◆ Prompt ◆
In the copy, include every entry exactly but none of the pictures.

◆ Records supplied ◆
============================================================

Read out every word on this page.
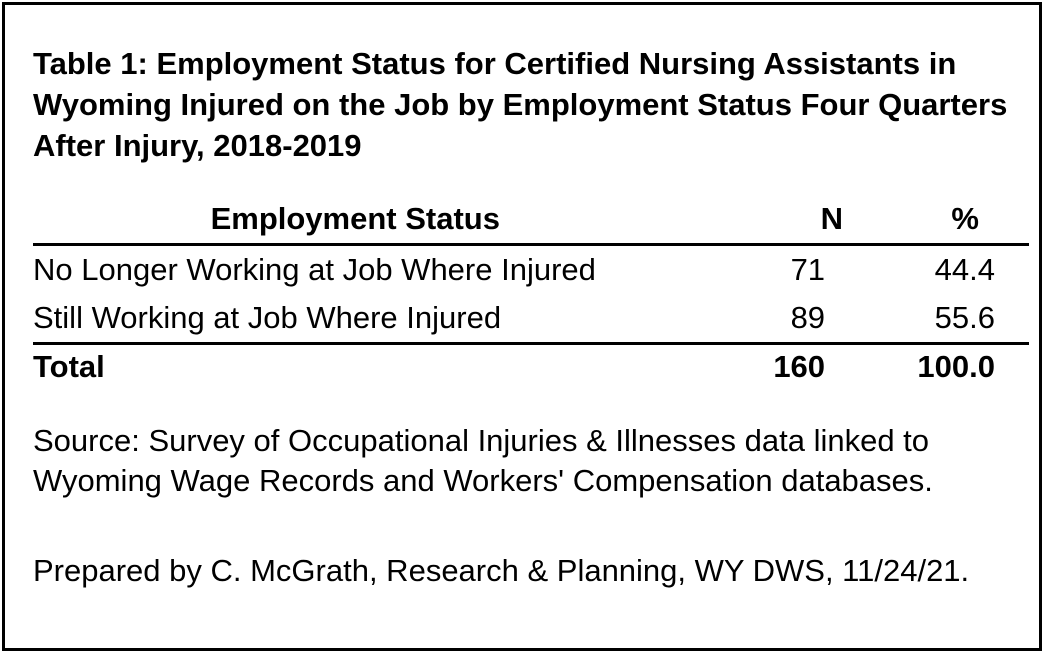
Table 1: Employment Status for Certified Nursing Assistants in Wyoming Injured on the Job by Employment Status Four Quarters After Injury, 2018-2019
Employment Status	N	%
No Longer Working at Job Where Injured	71	44.4
Still Working at Job Where Injured	89	55.6
Total	160	100.0

Source: Survey of Occupational Injuries & Illnesses data linked to Wyoming Wage Records and Workers' Compensation databases.

Prepared by C. McGrath, Research & Planning, WY DWS, 11/24/21.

============================================================

◆ Reply ◆
Read out every word on this page.
Table 1: Employment Status for Certified Nursing Assistants in Wyoming Injured on the Job by Employment Status Four Quarters After Injury, 2018-2019
Employment Status	N	%
No Longer Working at Job Where Injured	71	44.4
Still Working at Job Where Injured	89	55.6
Total	160	100.0

Source: Survey of Occupational Injuries & Illnesses data linked to Wyoming Wage Records and Workers' Compensation databases.

Prepared by C. McGrath, Research & Planning, WY DWS, 11/24/21.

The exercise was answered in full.